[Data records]
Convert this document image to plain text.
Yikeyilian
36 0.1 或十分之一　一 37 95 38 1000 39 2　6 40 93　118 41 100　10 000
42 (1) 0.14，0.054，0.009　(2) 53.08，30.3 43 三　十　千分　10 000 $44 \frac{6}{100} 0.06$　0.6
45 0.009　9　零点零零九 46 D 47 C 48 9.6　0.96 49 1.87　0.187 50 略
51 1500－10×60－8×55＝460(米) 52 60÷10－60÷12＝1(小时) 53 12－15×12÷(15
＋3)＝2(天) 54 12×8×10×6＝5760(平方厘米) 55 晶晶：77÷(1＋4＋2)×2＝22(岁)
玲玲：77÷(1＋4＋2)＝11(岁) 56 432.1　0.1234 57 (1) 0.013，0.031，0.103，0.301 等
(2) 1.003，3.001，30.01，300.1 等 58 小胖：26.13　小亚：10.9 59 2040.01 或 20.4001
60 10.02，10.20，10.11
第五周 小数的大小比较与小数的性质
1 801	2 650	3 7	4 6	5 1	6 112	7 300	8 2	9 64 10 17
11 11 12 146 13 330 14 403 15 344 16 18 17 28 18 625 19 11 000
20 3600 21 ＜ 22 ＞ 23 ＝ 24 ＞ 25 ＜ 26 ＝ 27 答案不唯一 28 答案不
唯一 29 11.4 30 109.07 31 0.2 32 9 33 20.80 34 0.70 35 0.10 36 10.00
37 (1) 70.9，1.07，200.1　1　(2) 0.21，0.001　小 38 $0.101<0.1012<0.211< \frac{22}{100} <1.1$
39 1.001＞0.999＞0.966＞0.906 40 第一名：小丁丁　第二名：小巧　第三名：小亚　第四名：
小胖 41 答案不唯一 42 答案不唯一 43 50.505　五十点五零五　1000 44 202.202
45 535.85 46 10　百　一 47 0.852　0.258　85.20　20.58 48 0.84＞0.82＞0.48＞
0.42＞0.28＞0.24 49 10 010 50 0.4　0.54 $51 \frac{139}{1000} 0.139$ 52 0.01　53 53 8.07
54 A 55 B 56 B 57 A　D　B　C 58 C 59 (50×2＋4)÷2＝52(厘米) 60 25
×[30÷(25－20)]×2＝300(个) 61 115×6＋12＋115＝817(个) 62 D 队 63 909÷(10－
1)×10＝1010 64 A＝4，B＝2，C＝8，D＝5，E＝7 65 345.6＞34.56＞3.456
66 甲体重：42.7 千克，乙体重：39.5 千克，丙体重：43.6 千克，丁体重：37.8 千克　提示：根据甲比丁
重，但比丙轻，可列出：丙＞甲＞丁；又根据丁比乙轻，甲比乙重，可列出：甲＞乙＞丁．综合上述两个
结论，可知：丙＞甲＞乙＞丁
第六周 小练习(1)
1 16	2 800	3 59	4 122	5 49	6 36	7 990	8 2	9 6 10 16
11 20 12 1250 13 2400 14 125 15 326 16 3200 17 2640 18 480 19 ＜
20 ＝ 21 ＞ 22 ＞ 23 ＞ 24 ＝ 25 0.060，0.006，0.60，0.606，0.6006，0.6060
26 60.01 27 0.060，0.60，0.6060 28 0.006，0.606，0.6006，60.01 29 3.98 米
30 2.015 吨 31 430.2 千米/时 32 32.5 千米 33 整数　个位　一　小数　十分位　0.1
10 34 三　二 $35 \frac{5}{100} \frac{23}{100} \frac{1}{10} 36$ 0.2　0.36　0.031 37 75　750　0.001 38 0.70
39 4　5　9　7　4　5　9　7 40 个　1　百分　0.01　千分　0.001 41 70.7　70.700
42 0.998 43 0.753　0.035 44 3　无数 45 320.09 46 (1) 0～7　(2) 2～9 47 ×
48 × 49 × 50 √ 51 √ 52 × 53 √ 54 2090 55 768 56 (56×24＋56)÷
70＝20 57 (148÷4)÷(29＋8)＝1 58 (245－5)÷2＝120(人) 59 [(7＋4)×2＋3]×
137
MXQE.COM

What you should do —
Print every line of the records exactly. Omit nothing.

Full solution —
Convert this document image to plain text.
Yikeyilian
36 0.1 或十分之一　一 37 95 38 1000 39 2　6 40 93　118 41 100　10 000
42 (1) 0.14，0.054，0.009　(2) 53.08，30.3 43 三　十　千分　10 000 $44 \frac{6}{100} 0.06$　0.6
45 0.009　9　零点零零九 46 D 47 C 48 9.6　0.96 49 1.87　0.187 50 略
51 1500－10×60－8×55＝460(米) 52 60÷10－60÷12＝1(小时) 53 12－15×12÷(15
＋3)＝2(天) 54 12×8×10×6＝5760(平方厘米) 55 晶晶：77÷(1＋4＋2)×2＝22(岁)
玲玲：77÷(1＋4＋2)＝11(岁) 56 432.1　0.1234 57 (1) 0.013，0.031，0.103，0.301 等
(2) 1.003，3.001，30.01，300.1 等 58 小胖：26.13　小亚：10.9 59 2040.01 或 20.4001
60 10.02，10.20，10.11
第五周 小数的大小比较与小数的性质
1 801	2 650	3 7	4 6	5 1	6 112	7 300	8 2	9 64 10 17
11 11 12 146 13 330 14 403 15 344 16 18 17 28 18 625 19 11 000
20 3600 21 ＜ 22 ＞ 23 ＝ 24 ＞ 25 ＜ 26 ＝ 27 答案不唯一 28 答案不
唯一 29 11.4 30 109.07 31 0.2 32 9 33 20.80 34 0.70 35 0.10 36 10.00
37 (1) 70.9，1.07，200.1　1　(2) 0.21，0.001　小 38 $0.101<0.1012<0.211< \frac{22}{100} <1.1$
39 1.001＞0.999＞0.966＞0.906 40 第一名：小丁丁　第二名：小巧　第三名：小亚　第四名：
小胖 41 答案不唯一 42 答案不唯一 43 50.505　五十点五零五　1000 44 202.202
45 535.85 46 10　百　一 47 0.852　0.258　85.20　20.58 48 0.84＞0.82＞0.48＞
0.42＞0.28＞0.24 49 10 010 50 0.4　0.54 $51 \frac{139}{1000} 0.139$ 52 0.01　53 53 8.07
54 A 55 B 56 B 57 A　D　B　C 58 C 59 (50×2＋4)÷2＝52(厘米) 60 25
×[30÷(25－20)]×2＝300(个) 61 115×6＋12＋115＝817(个) 62 D 队 63 909÷(10－
1)×10＝1010 64 A＝4，B＝2，C＝8，D＝5，E＝7 65 345.6＞34.56＞3.456
66 甲体重：42.7 千克，乙体重：39.5 千克，丙体重：43.6 千克，丁体重：37.8 千克　提示：根据甲比丁
重，但比丙轻，可列出：丙＞甲＞丁；又根据丁比乙轻，甲比乙重，可列出：甲＞乙＞丁．综合上述两个
结论，可知：丙＞甲＞乙＞丁
第六周 小练习(1)
1 16	2 800	3 59	4 122	5 49	6 36	7 990	8 2	9 6 10 16
11 20 12 1250 13 2400 14 125 15 326 16 3200 17 2640 18 480 19 ＜
20 ＝ 21 ＞ 22 ＞ 23 ＞ 24 ＝ 25 0.060，0.006，0.60，0.606，0.6006，0.6060
26 60.01 27 0.060，0.60，0.6060 28 0.006，0.606，0.6006，60.01 29 3.98 米
30 2.015 吨 31 430.2 千米/时 32 32.5 千米 33 整数　个位　一　小数　十分位　0.1
10 34 三　二 $35 \frac{5}{100} \frac{23}{100} \frac{1}{10} 36$ 0.2　0.36　0.031 37 75　750　0.001 38 0.70
39 4　5　9　7　4　5　9　7 40 个　1　百分　0.01　千分　0.001 41 70.7　70.700
42 0.998 43 0.753　0.035 44 3　无数 45 320.09 46 (1) 0～7　(2) 2～9 47 ×
48 × 49 × 50 √ 51 √ 52 × 53 √ 54 2090 55 768 56 (56×24＋56)÷
70＝20 57 (148÷4)÷(29＋8)＝1 58 (245－5)÷2＝120(人) 59 [(7＋4)×2＋3]×
137
MXQE.COM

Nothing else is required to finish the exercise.